Required task. All the data below goes into the copy word for word, but the pictures don't.

Data rows.
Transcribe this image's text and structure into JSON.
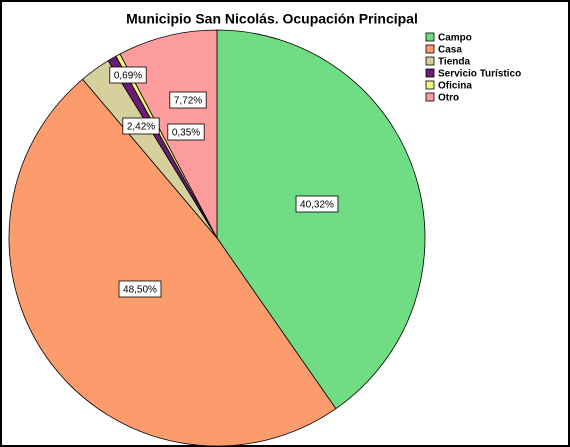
{
  "chart_data": {
    "type": "pie",
    "title": "Municipio San Nicolás. Ocupación Principal",
    "categories": [
      "Campo",
      "Casa",
      "Tienda",
      "Servicio Turístico",
      "Oficina",
      "Otro"
    ],
    "values": [
      40.32,
      48.5,
      2.42,
      0.69,
      0.35,
      7.72
    ],
    "value_labels": [
      "40,32%",
      "48,50%",
      "2,42%",
      "0,69%",
      "0,35%",
      "7,72%"
    ],
    "colors": [
      "#70dc84",
      "#fc9c6c",
      "#d6d09c",
      "#6c1c74",
      "#f4f47c",
      "#fc9c9c"
    ],
    "legend": "top-right"
  }
}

Exercise answer.
Transcribe this image's text and structure into JSON.
{
  "chart_data": {
    "type": "pie",
    "title": "Municipio San Nicolás. Ocupación Principal",
    "categories": [
      "Campo",
      "Casa",
      "Tienda",
      "Servicio Turístico",
      "Oficina",
      "Otro"
    ],
    "values": [
      40.32,
      48.5,
      2.42,
      0.69,
      0.35,
      7.72
    ],
    "value_labels": [
      "40,32%",
      "48,50%",
      "2,42%",
      "0,69%",
      "0,35%",
      "7,72%"
    ],
    "colors": [
      "#70dc84",
      "#fc9c6c",
      "#d6d09c",
      "#6c1c74",
      "#f4f47c",
      "#fc9c9c"
    ],
    "legend": "top-right"
  }
}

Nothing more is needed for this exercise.